DIRECTIVE :: Please rewrite the rows below with every "bore line" renamed to "bore edge" and nothing else changed. Leave the pictures out of your answer.

AVAILABLE RECORDS ::
[START]

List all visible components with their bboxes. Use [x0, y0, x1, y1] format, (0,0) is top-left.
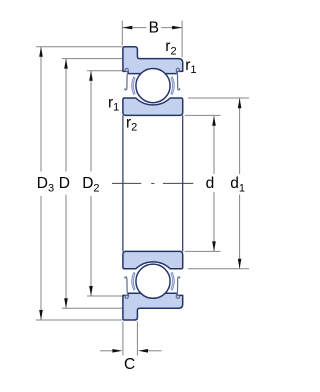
dim line D3 — [40, 47, 42, 172]
svg-text:d1: d1 — [230, 175, 245, 195]
bore line left — [122, 115, 124, 251]
bore line right — [182, 115, 184, 251]
svg-text:r2: r2 — [165, 38, 176, 58]
arrow D2 up — [89, 71, 93, 81]
arrow B right — [172, 26, 182, 30]
arrow D3 up — [39, 47, 43, 57]
ext d1 top — [188, 97, 249, 99]
arrow B left — [122, 26, 132, 30]
extension lines — [36, 21, 249, 356]
ext D3 bottom — [36, 319, 122, 321]
svg-text:d: d — [206, 175, 215, 192]
arrow d1 down — [238, 259, 242, 269]
svg-text:r1: r1 — [185, 57, 196, 76]
arrowheads — [39, 26, 241, 353]
ext B left — [121, 21, 123, 46]
ext C right — [136, 322, 138, 356]
dim line D2 — [90, 71, 92, 172]
dim line D — [65, 59, 67, 172]
svg-text:r1: r1 — [108, 95, 119, 114]
dim line d — [213, 116, 215, 174]
svg-text:B: B — [149, 19, 159, 36]
svg-text:D: D — [59, 175, 70, 192]
centerline — [112, 182, 193, 184]
ext D top — [62, 58, 122, 60]
svg-text:C: C — [124, 356, 135, 373]
bottom bearing section (mirrored) — [123, 251, 183, 320]
ext D3 top — [36, 46, 122, 48]
arrow D3 down — [39, 310, 43, 320]
ext d top — [185, 114, 221, 116]
arrow D2 down — [89, 286, 93, 296]
ext d bottom — [185, 250, 221, 252]
dim line d1 — [239, 98, 241, 174]
arrow D up — [64, 59, 68, 69]
ext D bottom — [62, 307, 122, 309]
dim line C left — [100, 350, 113, 352]
arrow C right — [138, 349, 148, 353]
ext C left — [122, 322, 124, 356]
dim line B — [122, 27, 146, 29]
dim line C right — [148, 350, 162, 352]
svg-text:D3: D3 — [37, 175, 54, 195]
ext B right — [181, 21, 183, 58]
arrow d up — [212, 116, 216, 126]
arrow C left — [112, 349, 122, 353]
svg-text:r2: r2 — [126, 115, 137, 134]
ext D2 bottom — [87, 295, 122, 297]
svg-text:D2: D2 — [82, 175, 99, 195]
arrow d1 up — [238, 98, 242, 108]
ext d1 bottom — [188, 268, 249, 270]
top bearing section — [123, 47, 183, 116]
arrow D down — [64, 298, 68, 308]
arrow d down — [212, 241, 216, 251]
ext D2 top — [87, 70, 122, 72]
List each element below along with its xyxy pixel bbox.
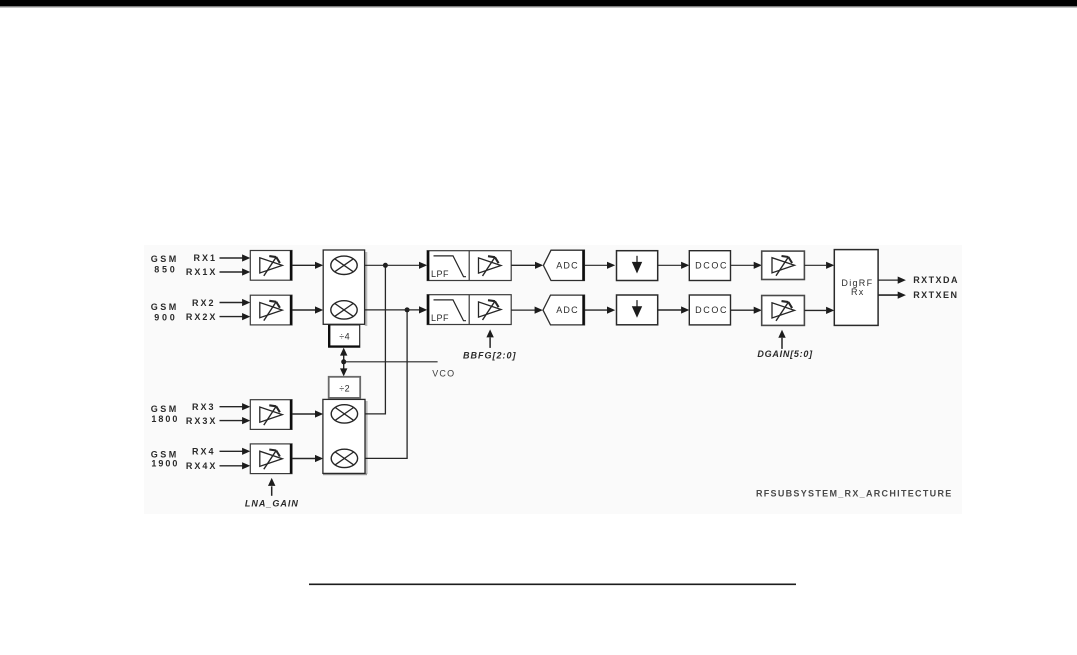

[END]

ANSWER BELOW ::
List all visible components with their bboxes. Use [x0, y0, x1, y1] format, (0,0) is top-left.
dim line D3 — [40, 47, 42, 172]
svg-text:d1: d1 — [230, 175, 245, 195]
bore edge left — [122, 115, 124, 251]
bore edge right — [182, 115, 184, 251]
svg-text:r2: r2 — [165, 38, 176, 58]
arrow D2 up — [89, 71, 93, 81]
arrow B right — [172, 26, 182, 30]
arrow D3 up — [39, 47, 43, 57]
ext d1 top — [188, 97, 249, 99]
arrow B left — [122, 26, 132, 30]
extension lines — [36, 21, 249, 356]
ext D3 bottom — [36, 319, 122, 321]
svg-text:d: d — [206, 175, 215, 192]
arrow d1 down — [238, 259, 242, 269]
svg-text:r1: r1 — [185, 57, 196, 76]
arrowheads — [39, 26, 241, 353]
ext B left — [121, 21, 123, 46]
ext C right — [136, 322, 138, 356]
dim line D2 — [90, 71, 92, 172]
dim line D — [65, 59, 67, 172]
svg-text:r1: r1 — [108, 95, 119, 114]
dim line d — [213, 116, 215, 174]
svg-text:B: B — [149, 19, 159, 36]
svg-text:D: D — [59, 175, 70, 192]
centerline — [112, 182, 193, 184]
ext D top — [62, 58, 122, 60]
svg-text:C: C — [124, 356, 135, 373]
bottom bearing section (mirrored) — [123, 251, 183, 320]
ext D3 top — [36, 46, 122, 48]
arrow D3 down — [39, 310, 43, 320]
ext d top — [185, 114, 221, 116]
arrow D2 down — [89, 286, 93, 296]
ext d bottom — [185, 250, 221, 252]
dim line d1 — [239, 98, 241, 174]
arrow D up — [64, 59, 68, 69]
ext D bottom — [62, 307, 122, 309]
dim line C left — [100, 350, 113, 352]
arrow C right — [138, 349, 148, 353]
ext C left — [122, 322, 124, 356]
dim line B — [122, 27, 146, 29]
dim line C right — [148, 350, 162, 352]
svg-text:D3: D3 — [37, 175, 54, 195]
ext B right — [181, 21, 183, 58]
arrow d up — [212, 116, 216, 126]
arrow C left — [112, 349, 122, 353]
svg-text:r2: r2 — [126, 115, 137, 134]
ext D2 bottom — [87, 295, 122, 297]
svg-text:D2: D2 — [82, 175, 99, 195]
arrow d1 up — [238, 98, 242, 108]
ext d1 bottom — [188, 268, 249, 270]
top bearing section — [123, 47, 183, 116]
arrow D down — [64, 298, 68, 308]
arrow d down — [212, 241, 216, 251]
ext D2 top — [87, 70, 122, 72]
List each element below along with its xyxy pixel bbox.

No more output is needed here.